--- BEGIN Records for this task ---

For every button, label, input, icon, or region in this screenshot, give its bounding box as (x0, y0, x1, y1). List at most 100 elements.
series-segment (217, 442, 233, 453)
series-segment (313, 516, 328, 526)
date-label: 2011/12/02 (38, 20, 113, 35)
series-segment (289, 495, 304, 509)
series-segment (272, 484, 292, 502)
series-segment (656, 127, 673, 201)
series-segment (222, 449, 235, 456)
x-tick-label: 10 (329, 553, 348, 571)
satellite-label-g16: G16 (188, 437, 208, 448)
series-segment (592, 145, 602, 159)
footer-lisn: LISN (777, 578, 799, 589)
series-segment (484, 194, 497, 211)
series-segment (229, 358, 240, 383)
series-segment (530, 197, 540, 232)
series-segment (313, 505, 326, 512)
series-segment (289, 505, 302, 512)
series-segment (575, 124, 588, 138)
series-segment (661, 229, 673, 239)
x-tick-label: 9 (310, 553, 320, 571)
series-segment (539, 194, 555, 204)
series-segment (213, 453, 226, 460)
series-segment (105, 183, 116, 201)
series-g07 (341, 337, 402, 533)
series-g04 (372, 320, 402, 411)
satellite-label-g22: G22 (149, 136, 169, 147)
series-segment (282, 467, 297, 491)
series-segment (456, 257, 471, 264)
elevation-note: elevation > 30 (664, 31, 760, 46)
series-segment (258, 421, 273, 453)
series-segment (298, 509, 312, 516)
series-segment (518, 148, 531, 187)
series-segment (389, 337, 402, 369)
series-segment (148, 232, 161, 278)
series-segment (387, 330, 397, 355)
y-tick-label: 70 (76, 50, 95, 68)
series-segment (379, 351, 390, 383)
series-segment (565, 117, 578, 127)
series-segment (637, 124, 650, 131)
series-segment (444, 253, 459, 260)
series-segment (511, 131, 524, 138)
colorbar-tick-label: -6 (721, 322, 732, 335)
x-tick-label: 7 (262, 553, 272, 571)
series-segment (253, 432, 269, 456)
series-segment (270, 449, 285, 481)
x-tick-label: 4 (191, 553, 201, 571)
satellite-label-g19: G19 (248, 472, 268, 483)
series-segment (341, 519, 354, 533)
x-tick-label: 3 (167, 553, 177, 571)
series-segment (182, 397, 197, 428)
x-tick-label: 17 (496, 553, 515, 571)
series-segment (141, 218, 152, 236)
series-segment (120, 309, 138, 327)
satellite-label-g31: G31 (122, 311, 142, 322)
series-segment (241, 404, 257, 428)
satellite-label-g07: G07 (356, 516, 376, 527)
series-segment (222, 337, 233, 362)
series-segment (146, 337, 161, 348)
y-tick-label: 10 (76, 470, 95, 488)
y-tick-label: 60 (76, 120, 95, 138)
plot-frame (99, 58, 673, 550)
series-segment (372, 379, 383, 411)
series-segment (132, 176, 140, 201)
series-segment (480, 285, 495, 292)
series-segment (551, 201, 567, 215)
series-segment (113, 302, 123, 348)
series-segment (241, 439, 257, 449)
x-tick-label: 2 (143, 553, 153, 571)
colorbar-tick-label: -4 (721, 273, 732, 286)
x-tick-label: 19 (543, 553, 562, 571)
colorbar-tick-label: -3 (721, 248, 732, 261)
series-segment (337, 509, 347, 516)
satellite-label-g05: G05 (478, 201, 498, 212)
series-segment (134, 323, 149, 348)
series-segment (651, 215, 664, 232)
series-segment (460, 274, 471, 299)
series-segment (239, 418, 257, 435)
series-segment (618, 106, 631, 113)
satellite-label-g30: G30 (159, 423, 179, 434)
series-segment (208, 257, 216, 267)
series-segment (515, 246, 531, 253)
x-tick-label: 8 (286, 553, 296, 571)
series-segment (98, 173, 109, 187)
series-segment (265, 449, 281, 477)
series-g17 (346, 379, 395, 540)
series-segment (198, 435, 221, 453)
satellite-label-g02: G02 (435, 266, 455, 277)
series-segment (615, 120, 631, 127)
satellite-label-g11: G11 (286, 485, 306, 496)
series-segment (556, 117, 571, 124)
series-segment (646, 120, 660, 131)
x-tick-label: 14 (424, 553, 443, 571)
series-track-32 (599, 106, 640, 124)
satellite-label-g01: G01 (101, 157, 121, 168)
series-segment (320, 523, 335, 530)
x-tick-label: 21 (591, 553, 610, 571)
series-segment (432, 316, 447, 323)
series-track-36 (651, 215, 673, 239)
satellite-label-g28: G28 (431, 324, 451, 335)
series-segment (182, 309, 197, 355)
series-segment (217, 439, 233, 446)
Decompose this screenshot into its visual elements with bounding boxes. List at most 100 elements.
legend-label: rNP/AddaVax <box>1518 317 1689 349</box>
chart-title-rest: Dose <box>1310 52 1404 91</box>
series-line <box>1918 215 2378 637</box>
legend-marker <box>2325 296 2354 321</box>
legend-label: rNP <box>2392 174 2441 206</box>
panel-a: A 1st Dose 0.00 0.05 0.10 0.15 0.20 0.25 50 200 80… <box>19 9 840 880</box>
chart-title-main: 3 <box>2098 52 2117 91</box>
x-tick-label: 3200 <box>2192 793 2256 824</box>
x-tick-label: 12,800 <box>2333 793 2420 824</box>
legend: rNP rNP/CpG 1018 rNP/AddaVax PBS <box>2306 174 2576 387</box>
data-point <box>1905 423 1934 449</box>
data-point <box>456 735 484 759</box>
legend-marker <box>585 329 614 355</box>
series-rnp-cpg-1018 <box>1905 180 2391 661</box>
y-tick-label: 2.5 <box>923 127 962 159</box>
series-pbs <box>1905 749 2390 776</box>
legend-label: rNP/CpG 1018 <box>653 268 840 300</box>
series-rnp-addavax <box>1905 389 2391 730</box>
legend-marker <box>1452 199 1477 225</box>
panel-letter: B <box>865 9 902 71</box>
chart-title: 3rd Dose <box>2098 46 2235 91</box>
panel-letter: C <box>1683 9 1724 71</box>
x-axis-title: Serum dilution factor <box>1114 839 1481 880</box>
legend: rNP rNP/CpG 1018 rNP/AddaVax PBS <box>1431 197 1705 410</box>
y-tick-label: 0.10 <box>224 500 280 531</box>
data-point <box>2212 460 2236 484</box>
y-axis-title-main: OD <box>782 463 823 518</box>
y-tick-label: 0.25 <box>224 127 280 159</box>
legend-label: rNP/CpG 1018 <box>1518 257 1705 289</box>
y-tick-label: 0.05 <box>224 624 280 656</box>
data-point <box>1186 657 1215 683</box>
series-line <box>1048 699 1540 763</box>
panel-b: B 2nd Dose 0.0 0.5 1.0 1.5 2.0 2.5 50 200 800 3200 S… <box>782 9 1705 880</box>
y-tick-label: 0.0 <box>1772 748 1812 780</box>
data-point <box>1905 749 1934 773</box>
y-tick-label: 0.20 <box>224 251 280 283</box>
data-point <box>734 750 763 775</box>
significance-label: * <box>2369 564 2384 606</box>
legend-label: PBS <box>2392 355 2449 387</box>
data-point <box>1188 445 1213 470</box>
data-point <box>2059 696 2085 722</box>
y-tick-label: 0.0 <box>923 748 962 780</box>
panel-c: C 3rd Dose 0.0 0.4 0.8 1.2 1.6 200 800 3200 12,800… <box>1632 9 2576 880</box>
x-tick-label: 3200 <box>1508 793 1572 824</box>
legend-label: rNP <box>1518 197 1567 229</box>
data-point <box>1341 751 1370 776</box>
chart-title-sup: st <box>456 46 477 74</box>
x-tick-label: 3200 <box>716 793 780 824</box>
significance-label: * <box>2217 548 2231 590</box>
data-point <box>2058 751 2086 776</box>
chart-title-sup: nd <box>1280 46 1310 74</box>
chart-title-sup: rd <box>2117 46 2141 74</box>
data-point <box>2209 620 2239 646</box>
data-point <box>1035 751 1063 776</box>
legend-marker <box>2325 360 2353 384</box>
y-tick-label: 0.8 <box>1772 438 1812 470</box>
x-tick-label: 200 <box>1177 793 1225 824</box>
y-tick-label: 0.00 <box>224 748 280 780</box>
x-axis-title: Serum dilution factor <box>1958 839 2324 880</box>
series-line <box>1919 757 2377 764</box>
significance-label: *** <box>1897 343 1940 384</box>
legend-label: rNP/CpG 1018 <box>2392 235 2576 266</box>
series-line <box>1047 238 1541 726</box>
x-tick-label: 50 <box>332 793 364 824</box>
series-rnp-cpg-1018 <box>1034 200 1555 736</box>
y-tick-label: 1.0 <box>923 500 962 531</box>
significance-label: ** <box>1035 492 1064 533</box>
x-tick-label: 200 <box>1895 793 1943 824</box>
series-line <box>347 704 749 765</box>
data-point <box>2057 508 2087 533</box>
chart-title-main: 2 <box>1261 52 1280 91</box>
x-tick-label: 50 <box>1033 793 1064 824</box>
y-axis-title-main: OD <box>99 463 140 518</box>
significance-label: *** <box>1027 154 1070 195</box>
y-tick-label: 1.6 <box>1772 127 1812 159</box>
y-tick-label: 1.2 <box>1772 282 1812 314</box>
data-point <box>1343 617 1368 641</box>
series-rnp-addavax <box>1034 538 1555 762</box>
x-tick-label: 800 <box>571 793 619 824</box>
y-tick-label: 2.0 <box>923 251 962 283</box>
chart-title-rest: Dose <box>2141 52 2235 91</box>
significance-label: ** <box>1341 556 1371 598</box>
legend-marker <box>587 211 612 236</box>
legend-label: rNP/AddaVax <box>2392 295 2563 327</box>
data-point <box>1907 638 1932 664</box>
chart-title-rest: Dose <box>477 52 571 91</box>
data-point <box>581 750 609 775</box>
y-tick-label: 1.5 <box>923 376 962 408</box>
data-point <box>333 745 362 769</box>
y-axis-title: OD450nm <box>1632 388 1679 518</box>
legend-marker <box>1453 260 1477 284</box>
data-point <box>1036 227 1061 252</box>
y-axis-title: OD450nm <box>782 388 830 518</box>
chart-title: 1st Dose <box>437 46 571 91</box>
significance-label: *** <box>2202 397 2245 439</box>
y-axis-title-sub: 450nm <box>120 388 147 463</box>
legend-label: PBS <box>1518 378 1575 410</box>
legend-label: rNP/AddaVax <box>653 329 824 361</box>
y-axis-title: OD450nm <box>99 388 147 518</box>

--- END Records for this task ---

→ **Task requirements**
Go through the listing above and copy out every line that contains the string "colorbar".

→ **Solution**
colorbar-tick-label: -6 (721, 322, 732, 335)
colorbar-tick-label: -4 (721, 273, 732, 286)
colorbar-tick-label: -3 (721, 248, 732, 261)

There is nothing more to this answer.